** Aim **
Collect all lines containing the word "Silhouette" from the data.

** Dataset rows **
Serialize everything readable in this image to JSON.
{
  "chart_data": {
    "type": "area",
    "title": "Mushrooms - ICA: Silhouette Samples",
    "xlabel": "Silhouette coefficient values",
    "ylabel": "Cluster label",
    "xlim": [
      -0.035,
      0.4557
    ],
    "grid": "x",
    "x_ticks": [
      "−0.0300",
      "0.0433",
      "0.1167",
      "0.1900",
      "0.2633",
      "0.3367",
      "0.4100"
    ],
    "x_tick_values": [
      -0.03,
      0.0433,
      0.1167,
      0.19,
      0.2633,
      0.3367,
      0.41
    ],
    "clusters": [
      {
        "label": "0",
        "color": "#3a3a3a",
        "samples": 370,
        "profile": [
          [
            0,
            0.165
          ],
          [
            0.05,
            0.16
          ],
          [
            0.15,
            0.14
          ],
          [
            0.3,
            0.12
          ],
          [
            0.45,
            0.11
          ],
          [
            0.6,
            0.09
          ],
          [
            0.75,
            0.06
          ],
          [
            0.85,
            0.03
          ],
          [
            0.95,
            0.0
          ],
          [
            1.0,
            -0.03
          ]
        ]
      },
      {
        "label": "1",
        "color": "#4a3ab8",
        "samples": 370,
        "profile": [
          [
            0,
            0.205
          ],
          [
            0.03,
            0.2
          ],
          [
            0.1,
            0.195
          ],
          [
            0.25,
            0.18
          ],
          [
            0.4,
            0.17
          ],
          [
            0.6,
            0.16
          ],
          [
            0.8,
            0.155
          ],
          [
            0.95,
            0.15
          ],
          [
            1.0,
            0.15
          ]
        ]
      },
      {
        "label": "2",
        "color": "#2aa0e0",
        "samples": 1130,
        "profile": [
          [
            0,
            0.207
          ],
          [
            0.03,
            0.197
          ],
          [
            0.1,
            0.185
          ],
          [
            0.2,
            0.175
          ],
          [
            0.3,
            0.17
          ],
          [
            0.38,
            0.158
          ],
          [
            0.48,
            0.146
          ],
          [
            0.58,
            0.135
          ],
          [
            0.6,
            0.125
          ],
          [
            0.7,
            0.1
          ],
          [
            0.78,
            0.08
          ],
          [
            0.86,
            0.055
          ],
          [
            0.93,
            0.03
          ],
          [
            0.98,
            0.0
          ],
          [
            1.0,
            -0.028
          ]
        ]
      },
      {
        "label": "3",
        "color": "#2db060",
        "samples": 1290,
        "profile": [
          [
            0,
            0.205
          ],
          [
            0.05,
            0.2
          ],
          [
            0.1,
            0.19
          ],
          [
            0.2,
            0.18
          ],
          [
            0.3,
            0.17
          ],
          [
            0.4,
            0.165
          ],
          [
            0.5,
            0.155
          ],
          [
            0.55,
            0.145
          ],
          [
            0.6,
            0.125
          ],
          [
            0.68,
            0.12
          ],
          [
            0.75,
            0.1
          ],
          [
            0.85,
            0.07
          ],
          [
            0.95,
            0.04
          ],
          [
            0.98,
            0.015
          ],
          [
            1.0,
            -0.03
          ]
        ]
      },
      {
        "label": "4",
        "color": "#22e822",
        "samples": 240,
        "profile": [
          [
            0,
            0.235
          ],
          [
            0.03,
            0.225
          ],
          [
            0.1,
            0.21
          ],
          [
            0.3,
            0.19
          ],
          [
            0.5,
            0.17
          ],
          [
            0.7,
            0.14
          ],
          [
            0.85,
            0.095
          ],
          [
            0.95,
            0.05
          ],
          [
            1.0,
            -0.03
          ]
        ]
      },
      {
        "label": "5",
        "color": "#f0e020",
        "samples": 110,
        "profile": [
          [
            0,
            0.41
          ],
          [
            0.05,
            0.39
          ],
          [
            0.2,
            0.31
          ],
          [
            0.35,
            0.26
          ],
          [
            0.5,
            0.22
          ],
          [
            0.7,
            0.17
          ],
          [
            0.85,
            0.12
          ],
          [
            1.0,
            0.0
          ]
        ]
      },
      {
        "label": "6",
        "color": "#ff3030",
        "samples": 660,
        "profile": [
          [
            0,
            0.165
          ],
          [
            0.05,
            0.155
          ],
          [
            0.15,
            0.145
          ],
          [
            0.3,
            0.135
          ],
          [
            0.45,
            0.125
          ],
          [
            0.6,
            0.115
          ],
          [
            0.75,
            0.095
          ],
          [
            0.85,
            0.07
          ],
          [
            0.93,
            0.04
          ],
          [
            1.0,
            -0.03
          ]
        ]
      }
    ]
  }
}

---

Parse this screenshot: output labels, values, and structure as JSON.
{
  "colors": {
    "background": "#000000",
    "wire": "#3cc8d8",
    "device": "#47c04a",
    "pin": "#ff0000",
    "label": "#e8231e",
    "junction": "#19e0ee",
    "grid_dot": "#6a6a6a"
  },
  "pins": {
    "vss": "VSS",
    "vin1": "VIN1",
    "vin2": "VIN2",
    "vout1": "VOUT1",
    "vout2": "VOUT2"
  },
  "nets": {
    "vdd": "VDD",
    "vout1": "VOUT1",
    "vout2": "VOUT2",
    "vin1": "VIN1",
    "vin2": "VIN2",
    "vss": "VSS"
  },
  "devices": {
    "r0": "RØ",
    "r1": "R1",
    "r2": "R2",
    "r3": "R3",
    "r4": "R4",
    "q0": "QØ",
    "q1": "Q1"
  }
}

** Complete answer **
    "title": "Mushrooms - ICA: Silhouette Samples",
    "xlabel": "Silhouette coefficient values",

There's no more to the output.